READING PASSAGE
--- START ---

Private Healthcare Australia Chief Executive Dr Rachel David has warned that further collaborative reforms to address rising healthcare costs are urgently needed or PHI participation could fall to 30% by 2030-2035.

The latest PHI statistics released by the Australian Prudential Regulatory Authority (APRA) support the industry’s claim that healthcare stakeholders must work collaboratively to reduce costs and reduce waste to maintain the balance between the public and the private systems.  Promoting the benefits of the system like better access to mental health and dental services to younger people is also required.

“APRA’s December quarterly data shows a decrease in hospital treatment membership of 12,370 people compared with the September 2018 quarter, with the largest movement among people aged between 25-29. At the same time, there was an increase of 3,471 people in general treatment (extras) membership compared with the September quarter. This suggests there is a pent-up demand for PHI among young people who are choosing extras cover as an affordable alternative,” said Dr David.

“The introduction of Lifetime Health Cover discounts for people aged 18-29 which comes into effect on 1 April this year will help put health cover in reach of younger people, however further reforms are needed to improve the affordability of PHI for young Australians and increase their access to private hospital services. As members drop their hospital cover, the balance between the public and private sectors will alter with wait times for public hospitals getting longer, resulting in a shortage of beds for the people who need them most.

“For example, a recent analysis by HBF has found that West Australians are waiting on average eight months longer to see a specialist for surgery in the public hospital system compared with those who go private.  The report shows that the total wait time (from the date of referral to see a specialist) for private patients is two to three weeks while public patients wait on average almost nine months.

“PHA research consistently shows that more than 80% of members value their PHI and want to keep it but affordability is their main concern. The only reason premiums increase is because input costs are rising, and health funds are paying for more healthcare as our population ages.

“Health funds are committed to delivering value for their members but there is no pot of gold. The APRA data also shows an increase in benefits paid during the December quarter for both hospital cover (3.4% or $3.96b compared to the September quarter) and general treatment cover (9.5% or $1.35b with dental comprising more than 50% of expenditure). Further, for the year ending December 2018 net profit after tax for health funds was down by 16%,” Dr David said.

--- END ---

EXERCISE
In the statement on private health insurance, by how many people did hospital treatment membership fall in APRA's December quarterly data compared with the September 2018 quarter?

GIVEN ENTRIES
--- START ---

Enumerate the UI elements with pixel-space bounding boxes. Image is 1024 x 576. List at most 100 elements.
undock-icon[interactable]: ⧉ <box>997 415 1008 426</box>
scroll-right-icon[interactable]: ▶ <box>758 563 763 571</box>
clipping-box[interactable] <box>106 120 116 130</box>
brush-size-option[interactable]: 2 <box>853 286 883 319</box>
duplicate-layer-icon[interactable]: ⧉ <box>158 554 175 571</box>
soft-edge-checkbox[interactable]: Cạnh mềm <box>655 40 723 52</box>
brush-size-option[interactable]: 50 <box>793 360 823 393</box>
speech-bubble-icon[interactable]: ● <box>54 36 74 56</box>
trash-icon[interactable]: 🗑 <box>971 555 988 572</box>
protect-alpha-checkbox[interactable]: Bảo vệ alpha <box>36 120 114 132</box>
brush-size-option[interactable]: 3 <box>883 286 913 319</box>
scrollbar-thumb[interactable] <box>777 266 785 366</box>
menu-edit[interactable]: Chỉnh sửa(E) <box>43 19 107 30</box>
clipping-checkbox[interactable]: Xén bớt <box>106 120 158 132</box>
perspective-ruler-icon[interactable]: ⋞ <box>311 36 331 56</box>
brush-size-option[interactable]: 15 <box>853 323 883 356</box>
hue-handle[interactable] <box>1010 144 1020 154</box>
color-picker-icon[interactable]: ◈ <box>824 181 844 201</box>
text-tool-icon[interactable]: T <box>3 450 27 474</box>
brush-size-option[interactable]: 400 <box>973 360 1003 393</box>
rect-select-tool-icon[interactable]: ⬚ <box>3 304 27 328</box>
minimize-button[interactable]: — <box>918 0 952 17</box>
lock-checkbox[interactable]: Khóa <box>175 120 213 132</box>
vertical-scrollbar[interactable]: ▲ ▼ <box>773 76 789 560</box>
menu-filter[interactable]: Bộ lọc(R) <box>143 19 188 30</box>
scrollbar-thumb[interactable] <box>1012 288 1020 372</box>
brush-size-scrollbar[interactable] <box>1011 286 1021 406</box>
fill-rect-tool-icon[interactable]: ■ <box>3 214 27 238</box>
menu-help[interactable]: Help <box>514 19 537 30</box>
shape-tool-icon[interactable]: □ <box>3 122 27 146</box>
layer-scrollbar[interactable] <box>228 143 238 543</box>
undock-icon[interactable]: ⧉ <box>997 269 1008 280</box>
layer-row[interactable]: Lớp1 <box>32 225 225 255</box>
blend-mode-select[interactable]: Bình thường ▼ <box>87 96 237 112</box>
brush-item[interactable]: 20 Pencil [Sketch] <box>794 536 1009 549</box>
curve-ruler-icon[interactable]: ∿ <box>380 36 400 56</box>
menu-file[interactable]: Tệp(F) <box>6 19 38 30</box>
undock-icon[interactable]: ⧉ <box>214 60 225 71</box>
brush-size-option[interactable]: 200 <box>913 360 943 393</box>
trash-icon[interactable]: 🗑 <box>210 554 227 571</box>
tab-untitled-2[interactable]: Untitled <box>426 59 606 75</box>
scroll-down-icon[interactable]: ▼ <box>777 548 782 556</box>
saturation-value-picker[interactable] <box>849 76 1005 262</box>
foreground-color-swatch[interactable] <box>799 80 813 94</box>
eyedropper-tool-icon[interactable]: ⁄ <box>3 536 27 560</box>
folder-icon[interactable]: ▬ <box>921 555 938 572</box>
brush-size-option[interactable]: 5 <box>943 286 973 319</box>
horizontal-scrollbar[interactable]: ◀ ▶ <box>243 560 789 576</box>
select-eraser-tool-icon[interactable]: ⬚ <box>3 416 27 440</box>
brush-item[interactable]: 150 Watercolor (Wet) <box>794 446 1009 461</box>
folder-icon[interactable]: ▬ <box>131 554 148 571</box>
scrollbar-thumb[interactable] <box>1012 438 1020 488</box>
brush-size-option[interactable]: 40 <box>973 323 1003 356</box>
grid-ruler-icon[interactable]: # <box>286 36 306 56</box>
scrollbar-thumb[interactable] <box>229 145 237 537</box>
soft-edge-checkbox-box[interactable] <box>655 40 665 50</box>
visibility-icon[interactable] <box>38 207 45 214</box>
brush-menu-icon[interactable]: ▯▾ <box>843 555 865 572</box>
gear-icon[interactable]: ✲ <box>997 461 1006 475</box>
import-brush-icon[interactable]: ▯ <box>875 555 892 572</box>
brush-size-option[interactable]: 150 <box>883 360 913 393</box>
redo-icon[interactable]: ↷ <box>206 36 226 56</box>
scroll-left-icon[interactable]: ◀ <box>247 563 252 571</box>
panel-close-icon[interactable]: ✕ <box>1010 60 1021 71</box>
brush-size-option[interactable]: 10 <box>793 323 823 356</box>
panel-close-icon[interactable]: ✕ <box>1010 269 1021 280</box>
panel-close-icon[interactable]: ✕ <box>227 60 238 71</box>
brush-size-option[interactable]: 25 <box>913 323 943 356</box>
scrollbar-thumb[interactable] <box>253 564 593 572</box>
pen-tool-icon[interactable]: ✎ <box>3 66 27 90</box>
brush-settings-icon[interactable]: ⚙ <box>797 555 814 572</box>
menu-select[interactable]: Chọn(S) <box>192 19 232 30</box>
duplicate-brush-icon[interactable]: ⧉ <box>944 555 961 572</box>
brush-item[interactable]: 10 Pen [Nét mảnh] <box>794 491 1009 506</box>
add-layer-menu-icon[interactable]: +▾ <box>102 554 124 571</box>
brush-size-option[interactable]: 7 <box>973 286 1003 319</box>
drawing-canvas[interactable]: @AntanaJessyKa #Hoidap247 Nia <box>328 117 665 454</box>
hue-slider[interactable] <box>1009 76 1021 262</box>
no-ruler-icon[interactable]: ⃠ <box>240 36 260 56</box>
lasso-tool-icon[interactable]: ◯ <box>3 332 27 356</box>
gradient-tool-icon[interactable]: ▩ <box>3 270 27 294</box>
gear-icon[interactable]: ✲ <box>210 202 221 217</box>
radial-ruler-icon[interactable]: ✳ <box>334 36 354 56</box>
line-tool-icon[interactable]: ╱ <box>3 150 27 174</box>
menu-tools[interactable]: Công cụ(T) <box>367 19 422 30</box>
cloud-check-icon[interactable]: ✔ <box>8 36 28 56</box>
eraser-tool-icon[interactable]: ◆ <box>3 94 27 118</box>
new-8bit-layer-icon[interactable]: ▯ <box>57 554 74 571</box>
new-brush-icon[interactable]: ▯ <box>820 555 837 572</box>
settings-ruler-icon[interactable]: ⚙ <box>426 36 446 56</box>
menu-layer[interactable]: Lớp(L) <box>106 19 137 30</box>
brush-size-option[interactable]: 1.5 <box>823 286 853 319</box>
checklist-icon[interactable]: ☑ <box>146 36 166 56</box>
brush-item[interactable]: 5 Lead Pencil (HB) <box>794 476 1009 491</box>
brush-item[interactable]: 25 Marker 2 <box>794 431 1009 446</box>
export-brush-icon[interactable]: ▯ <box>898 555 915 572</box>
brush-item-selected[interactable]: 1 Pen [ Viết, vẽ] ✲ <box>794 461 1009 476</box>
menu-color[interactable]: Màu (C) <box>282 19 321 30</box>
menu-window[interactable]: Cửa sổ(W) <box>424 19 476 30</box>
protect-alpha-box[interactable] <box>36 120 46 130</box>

--- END ---

REPLY TO THE EXERCISE
12,370 people